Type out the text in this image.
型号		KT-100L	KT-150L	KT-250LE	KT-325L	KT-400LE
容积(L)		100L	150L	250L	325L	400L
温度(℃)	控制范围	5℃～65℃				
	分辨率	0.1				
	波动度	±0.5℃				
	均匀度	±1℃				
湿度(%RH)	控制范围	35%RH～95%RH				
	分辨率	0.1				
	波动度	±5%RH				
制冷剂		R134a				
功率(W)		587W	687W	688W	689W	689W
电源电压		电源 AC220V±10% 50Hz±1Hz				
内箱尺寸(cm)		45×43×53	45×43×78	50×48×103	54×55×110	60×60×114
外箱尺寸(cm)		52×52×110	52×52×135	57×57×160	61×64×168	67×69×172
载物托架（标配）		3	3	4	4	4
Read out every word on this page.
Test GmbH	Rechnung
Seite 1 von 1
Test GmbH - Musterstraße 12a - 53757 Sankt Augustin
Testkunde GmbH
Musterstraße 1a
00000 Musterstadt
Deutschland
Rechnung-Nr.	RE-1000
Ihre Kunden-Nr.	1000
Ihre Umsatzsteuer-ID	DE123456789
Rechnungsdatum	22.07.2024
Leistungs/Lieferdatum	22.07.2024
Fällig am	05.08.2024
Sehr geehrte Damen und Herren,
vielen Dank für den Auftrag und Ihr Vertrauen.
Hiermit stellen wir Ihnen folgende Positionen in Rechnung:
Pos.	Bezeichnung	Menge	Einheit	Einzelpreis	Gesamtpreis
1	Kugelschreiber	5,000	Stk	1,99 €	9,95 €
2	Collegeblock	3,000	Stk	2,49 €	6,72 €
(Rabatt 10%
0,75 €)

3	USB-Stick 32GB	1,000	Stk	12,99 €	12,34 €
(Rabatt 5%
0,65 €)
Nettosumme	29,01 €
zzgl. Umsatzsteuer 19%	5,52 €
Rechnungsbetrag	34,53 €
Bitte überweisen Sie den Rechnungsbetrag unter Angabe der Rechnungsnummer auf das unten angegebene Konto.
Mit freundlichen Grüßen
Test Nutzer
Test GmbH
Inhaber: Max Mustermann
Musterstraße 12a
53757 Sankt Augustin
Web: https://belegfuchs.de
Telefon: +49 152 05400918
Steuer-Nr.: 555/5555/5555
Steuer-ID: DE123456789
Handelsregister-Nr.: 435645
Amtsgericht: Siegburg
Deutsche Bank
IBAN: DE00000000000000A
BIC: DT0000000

SHORT EXERCISE: Type the material above out again, exactly.

FINISHED ANSWER:
Type out the text in this image.
型号		KT-100L	KT-150L	KT-250LE	KT-325L	KT-400LE
容积(L)		100L	150L	250L	325L	400L
温度(℃)	控制范围	5℃～65℃				
	分辨率	0.1				
	波动度	±0.5℃				
	均匀度	±1℃				
湿度(%RH)	控制范围	35%RH～95%RH				
	分辨率	0.1				
	波动度	±5%RH				
制冷剂		R134a				
功率(W)		587W	687W	688W	689W	689W
电源电压		电源 AC220V±10% 50Hz±1Hz				
内箱尺寸(cm)		45×43×53	45×43×78	50×48×103	54×55×110	60×60×114
外箱尺寸(cm)		52×52×110	52×52×135	57×57×160	61×64×168	67×69×172
载物托架（标配）		3	3	4	4	4
Read out every word on this page.
Test GmbH	Rechnung
Seite 1 von 1
Test GmbH - Musterstraße 12a - 53757 Sankt Augustin
Testkunde GmbH
Musterstraße 1a
00000 Musterstadt
Deutschland
Rechnung-Nr.	RE-1000
Ihre Kunden-Nr.	1000
Ihre Umsatzsteuer-ID	DE123456789
Rechnungsdatum	22.07.2024
Leistungs/Lieferdatum	22.07.2024
Fällig am	05.08.2024
Sehr geehrte Damen und Herren,
vielen Dank für den Auftrag und Ihr Vertrauen.
Hiermit stellen wir Ihnen folgende Positionen in Rechnung:
Pos.	Bezeichnung	Menge	Einheit	Einzelpreis	Gesamtpreis
1	Kugelschreiber	5,000	Stk	1,99 €	9,95 €
2	Collegeblock	3,000	Stk	2,49 €	6,72 €
(Rabatt 10%
0,75 €)

3	USB-Stick 32GB	1,000	Stk	12,99 €	12,34 €
(Rabatt 5%
0,65 €)
Nettosumme	29,01 €
zzgl. Umsatzsteuer 19%	5,52 €
Rechnungsbetrag	34,53 €
Bitte überweisen Sie den Rechnungsbetrag unter Angabe der Rechnungsnummer auf das unten angegebene Konto.
Mit freundlichen Grüßen
Test Nutzer
Test GmbH
Inhaber: Max Mustermann
Musterstraße 12a
53757 Sankt Augustin
Web: https://belegfuchs.de
Telefon: +49 152 05400918
Steuer-Nr.: 555/5555/5555
Steuer-ID: DE123456789
Handelsregister-Nr.: 435645
Amtsgericht: Siegburg
Deutsche Bank
IBAN: DE00000000000000A
BIC: DT0000000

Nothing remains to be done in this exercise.